Structured figure records

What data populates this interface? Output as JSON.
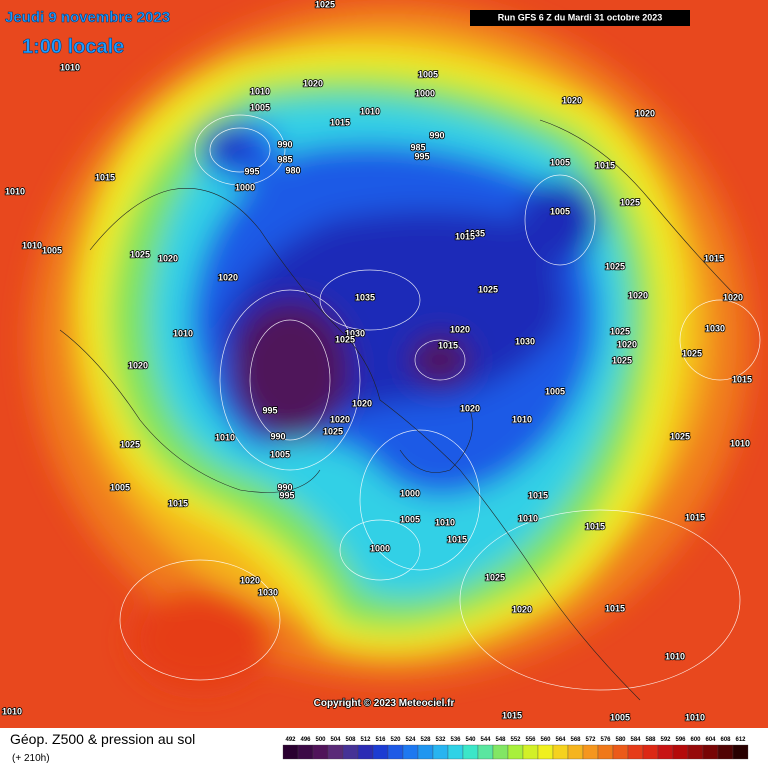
{
  "map": {
    "date": "Jeudi 9 novembre 2023",
    "time": "1:00 locale",
    "run": "Run GFS 6 Z du Mardi 31 octobre 2023",
    "copyright": "Copyright © 2023 Meteociel.fr",
    "product": "Géop. Z500 & pression au sol",
    "lead": "(+ 210h)",
    "pressure_labels": [
      1025,
      1010,
      1020,
      1005,
      1000,
      1010,
      1015,
      1010,
      1005,
      990,
      985,
      995,
      990,
      985,
      980,
      995,
      1000,
      1015,
      1010,
      1010,
      1005,
      1025,
      1020,
      1020,
      1035,
      1030,
      1025,
      1020,
      1015,
      1030,
      1005,
      1015,
      1005,
      1025,
      1035,
      1015,
      1015,
      1020,
      1020,
      1030,
      1025,
      1010,
      1020,
      1020,
      1020,
      1025,
      995,
      990,
      1005,
      1010,
      1025,
      1005,
      1015,
      990,
      995,
      1000,
      1005,
      1010,
      1015,
      1010,
      1015,
      1015,
      1010,
      1005,
      1020,
      1025,
      1010,
      1015,
      1000,
      1025,
      1020,
      1030,
      1020,
      1015,
      1010,
      1010,
      1015,
      1005,
      1010,
      1020,
      1020,
      1025,
      1025,
      1025,
      1020,
      1025,
      1015
    ],
    "scale": {
      "values": [
        492,
        496,
        500,
        504,
        508,
        512,
        516,
        520,
        524,
        528,
        532,
        536,
        540,
        544,
        548,
        552,
        556,
        560,
        564,
        568,
        572,
        576,
        580,
        584,
        588,
        592,
        596,
        600,
        604,
        608,
        612
      ],
      "colors": [
        "#2a0030",
        "#3c0a46",
        "#50145a",
        "#5a2a78",
        "#463296",
        "#2c2cb4",
        "#1c3cd2",
        "#1e5ae6",
        "#1e78f0",
        "#2096f0",
        "#28b4f0",
        "#30d2e6",
        "#3ce6c8",
        "#5ae6a0",
        "#82e664",
        "#a8f03c",
        "#d2f028",
        "#f0f01e",
        "#f5d21e",
        "#f5b41e",
        "#f5961e",
        "#f07819",
        "#eb5a19",
        "#e63c19",
        "#dc2814",
        "#c81414",
        "#b40a0a",
        "#960a0a",
        "#780505",
        "#500303",
        "#280000"
      ]
    }
  }
}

■ JOB ■
Write out each entry exactly as given, omitting any picture.

■ SOLUTION TO THIS TASK ■
What data populates this interface? Output as JSON.
{
  "map": {
    "date": "Jeudi 9 novembre 2023",
    "time": "1:00 locale",
    "run": "Run GFS 6 Z du Mardi 31 octobre 2023",
    "copyright": "Copyright © 2023 Meteociel.fr",
    "product": "Géop. Z500 & pression au sol",
    "lead": "(+ 210h)",
    "pressure_labels": [
      1025,
      1010,
      1020,
      1005,
      1000,
      1010,
      1015,
      1010,
      1005,
      990,
      985,
      995,
      990,
      985,
      980,
      995,
      1000,
      1015,
      1010,
      1010,
      1005,
      1025,
      1020,
      1020,
      1035,
      1030,
      1025,
      1020,
      1015,
      1030,
      1005,
      1015,
      1005,
      1025,
      1035,
      1015,
      1015,
      1020,
      1020,
      1030,
      1025,
      1010,
      1020,
      1020,
      1020,
      1025,
      995,
      990,
      1005,
      1010,
      1025,
      1005,
      1015,
      990,
      995,
      1000,
      1005,
      1010,
      1015,
      1010,
      1015,
      1015,
      1010,
      1005,
      1020,
      1025,
      1010,
      1015,
      1000,
      1025,
      1020,
      1030,
      1020,
      1015,
      1010,
      1010,
      1015,
      1005,
      1010,
      1020,
      1020,
      1025,
      1025,
      1025,
      1020,
      1025,
      1015
    ],
    "scale": {
      "values": [
        492,
        496,
        500,
        504,
        508,
        512,
        516,
        520,
        524,
        528,
        532,
        536,
        540,
        544,
        548,
        552,
        556,
        560,
        564,
        568,
        572,
        576,
        580,
        584,
        588,
        592,
        596,
        600,
        604,
        608,
        612
      ],
      "colors": [
        "#2a0030",
        "#3c0a46",
        "#50145a",
        "#5a2a78",
        "#463296",
        "#2c2cb4",
        "#1c3cd2",
        "#1e5ae6",
        "#1e78f0",
        "#2096f0",
        "#28b4f0",
        "#30d2e6",
        "#3ce6c8",
        "#5ae6a0",
        "#82e664",
        "#a8f03c",
        "#d2f028",
        "#f0f01e",
        "#f5d21e",
        "#f5b41e",
        "#f5961e",
        "#f07819",
        "#eb5a19",
        "#e63c19",
        "#dc2814",
        "#c81414",
        "#b40a0a",
        "#960a0a",
        "#780505",
        "#500303",
        "#280000"
      ]
    }
  }
}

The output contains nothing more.